Work required:
Review the lines that follow and copy each one that contains the word "Jajajsjsjsjaja".

Records for processing:
-- START --
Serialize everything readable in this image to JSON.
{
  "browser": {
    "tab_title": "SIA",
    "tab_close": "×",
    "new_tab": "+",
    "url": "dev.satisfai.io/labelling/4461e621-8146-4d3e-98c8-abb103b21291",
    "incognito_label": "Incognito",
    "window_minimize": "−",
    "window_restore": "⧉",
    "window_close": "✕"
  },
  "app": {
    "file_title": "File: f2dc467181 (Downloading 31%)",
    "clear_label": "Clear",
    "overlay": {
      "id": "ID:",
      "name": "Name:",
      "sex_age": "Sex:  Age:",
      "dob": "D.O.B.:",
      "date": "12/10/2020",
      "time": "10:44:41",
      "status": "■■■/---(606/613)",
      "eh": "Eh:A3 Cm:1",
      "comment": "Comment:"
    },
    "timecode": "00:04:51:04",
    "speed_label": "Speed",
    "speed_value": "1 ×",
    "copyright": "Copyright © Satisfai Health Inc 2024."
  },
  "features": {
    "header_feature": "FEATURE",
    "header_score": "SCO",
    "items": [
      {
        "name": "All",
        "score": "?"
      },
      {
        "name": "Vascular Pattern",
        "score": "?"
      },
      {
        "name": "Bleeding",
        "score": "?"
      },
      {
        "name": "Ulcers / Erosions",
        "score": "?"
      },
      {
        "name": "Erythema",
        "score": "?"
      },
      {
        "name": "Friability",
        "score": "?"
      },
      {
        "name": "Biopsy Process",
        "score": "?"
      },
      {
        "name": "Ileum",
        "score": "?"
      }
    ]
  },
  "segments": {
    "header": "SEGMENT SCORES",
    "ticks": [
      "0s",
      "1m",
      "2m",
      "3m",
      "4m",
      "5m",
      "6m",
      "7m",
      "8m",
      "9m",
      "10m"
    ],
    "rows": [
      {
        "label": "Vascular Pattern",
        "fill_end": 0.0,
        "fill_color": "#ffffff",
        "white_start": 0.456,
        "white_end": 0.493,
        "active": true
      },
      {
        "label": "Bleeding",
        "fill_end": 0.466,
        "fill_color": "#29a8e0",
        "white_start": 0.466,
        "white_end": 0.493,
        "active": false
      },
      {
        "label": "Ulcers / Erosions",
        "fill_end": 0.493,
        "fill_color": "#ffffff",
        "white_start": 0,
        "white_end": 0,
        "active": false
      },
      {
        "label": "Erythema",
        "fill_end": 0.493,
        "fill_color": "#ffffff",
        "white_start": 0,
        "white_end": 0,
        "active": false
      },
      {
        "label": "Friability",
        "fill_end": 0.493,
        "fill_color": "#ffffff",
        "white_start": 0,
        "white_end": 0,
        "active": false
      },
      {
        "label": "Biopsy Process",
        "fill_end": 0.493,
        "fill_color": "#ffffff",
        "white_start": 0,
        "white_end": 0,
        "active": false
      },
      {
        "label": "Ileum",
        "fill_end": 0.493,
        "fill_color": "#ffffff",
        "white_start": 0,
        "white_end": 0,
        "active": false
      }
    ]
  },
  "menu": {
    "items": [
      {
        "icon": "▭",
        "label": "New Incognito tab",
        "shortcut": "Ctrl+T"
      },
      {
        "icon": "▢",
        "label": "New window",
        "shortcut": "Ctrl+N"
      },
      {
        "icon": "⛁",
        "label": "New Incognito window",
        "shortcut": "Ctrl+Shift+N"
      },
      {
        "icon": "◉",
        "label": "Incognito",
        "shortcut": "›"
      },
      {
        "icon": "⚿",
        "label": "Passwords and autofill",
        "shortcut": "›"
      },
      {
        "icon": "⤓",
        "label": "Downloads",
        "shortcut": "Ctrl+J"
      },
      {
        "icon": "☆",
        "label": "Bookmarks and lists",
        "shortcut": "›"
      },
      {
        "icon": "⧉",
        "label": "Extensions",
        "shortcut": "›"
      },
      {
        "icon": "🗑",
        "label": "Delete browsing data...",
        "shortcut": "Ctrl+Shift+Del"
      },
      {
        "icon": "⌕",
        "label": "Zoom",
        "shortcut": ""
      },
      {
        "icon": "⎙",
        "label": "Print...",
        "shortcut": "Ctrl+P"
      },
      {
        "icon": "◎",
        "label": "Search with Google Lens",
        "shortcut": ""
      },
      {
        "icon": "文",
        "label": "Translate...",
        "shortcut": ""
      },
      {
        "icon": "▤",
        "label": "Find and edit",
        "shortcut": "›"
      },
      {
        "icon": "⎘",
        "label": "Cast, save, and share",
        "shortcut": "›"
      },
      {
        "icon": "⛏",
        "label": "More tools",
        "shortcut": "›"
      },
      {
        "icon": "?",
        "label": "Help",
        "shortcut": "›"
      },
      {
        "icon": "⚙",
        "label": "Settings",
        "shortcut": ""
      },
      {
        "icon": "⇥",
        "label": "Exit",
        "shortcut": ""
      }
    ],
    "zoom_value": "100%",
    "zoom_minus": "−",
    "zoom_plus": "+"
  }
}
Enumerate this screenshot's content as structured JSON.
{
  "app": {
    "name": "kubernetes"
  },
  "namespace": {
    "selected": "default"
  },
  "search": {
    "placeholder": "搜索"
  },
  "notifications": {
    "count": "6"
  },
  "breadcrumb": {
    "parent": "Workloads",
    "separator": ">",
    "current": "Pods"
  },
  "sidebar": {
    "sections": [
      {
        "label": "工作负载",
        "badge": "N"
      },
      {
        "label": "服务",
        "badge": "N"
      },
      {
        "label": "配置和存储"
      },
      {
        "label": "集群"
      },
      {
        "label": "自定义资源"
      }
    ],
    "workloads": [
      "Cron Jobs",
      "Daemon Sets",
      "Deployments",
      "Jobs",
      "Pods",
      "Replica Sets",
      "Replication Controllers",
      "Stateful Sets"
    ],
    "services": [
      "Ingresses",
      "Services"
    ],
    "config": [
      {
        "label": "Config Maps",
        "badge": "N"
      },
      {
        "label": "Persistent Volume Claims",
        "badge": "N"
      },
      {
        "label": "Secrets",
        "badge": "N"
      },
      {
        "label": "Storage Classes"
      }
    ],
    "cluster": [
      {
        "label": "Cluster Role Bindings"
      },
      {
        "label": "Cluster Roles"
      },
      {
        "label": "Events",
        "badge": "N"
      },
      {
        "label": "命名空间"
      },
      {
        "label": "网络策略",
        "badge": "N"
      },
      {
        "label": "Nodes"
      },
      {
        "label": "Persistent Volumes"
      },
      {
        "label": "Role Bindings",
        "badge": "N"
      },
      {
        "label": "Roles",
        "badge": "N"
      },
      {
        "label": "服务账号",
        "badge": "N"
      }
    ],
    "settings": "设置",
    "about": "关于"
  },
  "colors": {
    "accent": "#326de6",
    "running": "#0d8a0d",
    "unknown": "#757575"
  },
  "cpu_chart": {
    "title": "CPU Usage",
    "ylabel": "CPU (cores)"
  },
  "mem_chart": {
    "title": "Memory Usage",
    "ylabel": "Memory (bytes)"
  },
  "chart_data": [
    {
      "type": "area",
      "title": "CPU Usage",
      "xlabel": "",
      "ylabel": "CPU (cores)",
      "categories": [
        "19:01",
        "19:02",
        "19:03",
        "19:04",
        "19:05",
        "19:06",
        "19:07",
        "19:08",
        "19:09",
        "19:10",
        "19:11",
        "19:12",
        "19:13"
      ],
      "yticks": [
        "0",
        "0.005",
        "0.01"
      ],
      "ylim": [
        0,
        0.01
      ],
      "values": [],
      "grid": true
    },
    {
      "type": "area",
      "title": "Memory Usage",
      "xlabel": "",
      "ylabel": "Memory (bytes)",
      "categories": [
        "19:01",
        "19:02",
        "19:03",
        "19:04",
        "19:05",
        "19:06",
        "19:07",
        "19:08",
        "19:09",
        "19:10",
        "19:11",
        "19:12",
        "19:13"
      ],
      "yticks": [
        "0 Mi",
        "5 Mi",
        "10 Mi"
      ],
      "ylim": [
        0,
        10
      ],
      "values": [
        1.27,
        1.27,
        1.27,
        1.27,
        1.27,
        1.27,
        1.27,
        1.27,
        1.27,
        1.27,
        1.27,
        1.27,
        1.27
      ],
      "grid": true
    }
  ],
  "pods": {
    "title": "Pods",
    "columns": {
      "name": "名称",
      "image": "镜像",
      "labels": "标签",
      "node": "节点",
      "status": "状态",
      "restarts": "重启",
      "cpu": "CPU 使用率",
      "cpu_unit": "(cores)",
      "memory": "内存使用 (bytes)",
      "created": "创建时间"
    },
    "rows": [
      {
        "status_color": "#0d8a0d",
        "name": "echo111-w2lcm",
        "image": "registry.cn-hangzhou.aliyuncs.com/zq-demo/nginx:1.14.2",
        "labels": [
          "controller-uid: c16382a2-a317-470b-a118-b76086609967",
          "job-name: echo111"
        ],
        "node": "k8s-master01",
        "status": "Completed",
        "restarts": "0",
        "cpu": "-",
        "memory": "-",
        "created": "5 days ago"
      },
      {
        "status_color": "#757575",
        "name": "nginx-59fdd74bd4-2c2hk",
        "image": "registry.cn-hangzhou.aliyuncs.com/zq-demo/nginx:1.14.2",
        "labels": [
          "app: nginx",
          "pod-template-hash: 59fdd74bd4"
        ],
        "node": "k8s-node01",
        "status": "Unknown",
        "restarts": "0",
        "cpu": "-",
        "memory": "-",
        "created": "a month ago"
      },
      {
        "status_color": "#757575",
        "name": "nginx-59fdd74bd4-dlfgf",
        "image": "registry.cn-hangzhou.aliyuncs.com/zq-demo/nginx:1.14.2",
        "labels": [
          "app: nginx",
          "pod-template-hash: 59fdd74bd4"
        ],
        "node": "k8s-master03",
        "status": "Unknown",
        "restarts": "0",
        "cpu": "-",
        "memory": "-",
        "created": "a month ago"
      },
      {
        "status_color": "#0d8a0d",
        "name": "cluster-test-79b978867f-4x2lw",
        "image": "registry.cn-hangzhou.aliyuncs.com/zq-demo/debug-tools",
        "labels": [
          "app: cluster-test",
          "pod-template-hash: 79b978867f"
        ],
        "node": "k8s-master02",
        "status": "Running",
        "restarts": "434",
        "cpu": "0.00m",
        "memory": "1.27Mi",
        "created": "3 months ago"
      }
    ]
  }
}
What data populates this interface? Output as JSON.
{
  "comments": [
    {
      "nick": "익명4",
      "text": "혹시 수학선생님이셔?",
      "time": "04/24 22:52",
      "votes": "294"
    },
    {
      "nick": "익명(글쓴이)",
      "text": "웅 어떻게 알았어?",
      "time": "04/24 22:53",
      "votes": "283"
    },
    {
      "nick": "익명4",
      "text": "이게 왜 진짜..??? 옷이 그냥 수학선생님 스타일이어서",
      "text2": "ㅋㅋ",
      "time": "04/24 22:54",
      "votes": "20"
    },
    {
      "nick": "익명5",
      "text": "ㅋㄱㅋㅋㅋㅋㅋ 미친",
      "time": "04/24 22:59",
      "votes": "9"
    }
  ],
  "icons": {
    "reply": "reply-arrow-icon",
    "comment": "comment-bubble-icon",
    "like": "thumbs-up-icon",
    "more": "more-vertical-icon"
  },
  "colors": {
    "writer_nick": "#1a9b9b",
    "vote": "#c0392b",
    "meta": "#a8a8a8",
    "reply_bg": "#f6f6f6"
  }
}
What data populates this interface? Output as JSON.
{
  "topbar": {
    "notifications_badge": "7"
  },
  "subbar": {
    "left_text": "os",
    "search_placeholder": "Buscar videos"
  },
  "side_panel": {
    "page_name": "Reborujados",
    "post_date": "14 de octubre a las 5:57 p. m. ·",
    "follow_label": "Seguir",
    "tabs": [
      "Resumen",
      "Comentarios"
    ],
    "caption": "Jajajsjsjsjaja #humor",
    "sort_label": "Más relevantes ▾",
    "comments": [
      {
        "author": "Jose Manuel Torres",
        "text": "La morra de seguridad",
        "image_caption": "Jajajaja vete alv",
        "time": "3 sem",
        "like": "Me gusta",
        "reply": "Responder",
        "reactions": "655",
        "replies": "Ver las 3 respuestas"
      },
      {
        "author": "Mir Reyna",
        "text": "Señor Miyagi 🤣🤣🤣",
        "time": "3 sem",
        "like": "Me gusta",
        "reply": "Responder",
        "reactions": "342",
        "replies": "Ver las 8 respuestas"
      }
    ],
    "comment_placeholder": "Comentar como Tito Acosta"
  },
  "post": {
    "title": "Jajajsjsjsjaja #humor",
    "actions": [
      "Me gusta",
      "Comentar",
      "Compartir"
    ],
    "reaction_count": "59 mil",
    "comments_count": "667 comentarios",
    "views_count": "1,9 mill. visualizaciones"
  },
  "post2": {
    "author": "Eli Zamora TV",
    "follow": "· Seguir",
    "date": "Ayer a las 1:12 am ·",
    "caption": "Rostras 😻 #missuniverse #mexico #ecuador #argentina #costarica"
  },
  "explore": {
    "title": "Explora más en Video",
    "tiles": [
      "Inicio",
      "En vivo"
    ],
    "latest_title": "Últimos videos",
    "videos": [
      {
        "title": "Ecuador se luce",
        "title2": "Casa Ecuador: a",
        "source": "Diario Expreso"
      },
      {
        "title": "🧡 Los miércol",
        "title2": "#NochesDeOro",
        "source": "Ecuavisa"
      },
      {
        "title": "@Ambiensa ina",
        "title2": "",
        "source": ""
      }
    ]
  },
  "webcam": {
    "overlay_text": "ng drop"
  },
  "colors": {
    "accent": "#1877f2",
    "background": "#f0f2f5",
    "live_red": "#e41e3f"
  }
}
-- END --
Solution:
    "caption": "Jajajsjsjsjaja #humor",
    "title": "Jajajsjsjsjaja #humor",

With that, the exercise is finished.